* **Dataset entries**:

>> Begin

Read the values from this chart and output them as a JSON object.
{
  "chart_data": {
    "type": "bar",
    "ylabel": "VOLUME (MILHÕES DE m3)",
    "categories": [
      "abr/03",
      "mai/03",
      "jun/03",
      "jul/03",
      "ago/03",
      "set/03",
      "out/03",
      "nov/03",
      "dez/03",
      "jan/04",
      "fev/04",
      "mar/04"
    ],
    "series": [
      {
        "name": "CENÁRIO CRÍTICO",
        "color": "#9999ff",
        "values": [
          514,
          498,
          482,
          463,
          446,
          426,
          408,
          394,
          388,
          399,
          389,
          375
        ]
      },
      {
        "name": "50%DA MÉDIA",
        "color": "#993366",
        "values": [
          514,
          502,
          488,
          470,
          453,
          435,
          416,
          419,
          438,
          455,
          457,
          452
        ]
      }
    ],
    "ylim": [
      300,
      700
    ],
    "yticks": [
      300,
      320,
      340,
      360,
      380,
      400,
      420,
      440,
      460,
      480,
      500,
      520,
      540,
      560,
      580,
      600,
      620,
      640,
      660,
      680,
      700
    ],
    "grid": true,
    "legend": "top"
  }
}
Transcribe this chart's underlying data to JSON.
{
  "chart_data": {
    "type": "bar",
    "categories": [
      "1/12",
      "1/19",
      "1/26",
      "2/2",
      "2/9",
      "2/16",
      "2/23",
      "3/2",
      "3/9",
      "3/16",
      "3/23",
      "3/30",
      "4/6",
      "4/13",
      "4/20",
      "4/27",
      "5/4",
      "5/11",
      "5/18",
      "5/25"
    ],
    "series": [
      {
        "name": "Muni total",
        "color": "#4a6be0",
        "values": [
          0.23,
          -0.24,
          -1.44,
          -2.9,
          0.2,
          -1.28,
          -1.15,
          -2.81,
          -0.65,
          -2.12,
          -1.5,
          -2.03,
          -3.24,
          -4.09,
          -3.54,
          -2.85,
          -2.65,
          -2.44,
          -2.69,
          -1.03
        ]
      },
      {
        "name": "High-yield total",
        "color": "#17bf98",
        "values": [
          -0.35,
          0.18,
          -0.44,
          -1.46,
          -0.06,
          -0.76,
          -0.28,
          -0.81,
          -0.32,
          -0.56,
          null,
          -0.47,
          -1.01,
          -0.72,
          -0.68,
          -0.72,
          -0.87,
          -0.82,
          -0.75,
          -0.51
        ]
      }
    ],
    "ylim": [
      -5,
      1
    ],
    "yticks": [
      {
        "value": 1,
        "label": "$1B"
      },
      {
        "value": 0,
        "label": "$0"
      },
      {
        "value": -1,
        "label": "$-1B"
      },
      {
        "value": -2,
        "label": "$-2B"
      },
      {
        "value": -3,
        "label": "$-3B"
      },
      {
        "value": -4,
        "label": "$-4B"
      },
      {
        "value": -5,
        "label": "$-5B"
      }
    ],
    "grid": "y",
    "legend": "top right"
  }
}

>> End

* **Written task**:
Pull every line containing "name" from the data.

* **Solution to this exercise**:
        "name": "CENÁRIO CRÍTICO",
        "name": "50%DA MÉDIA",
        "name": "Muni total",
        "name": "High-yield total",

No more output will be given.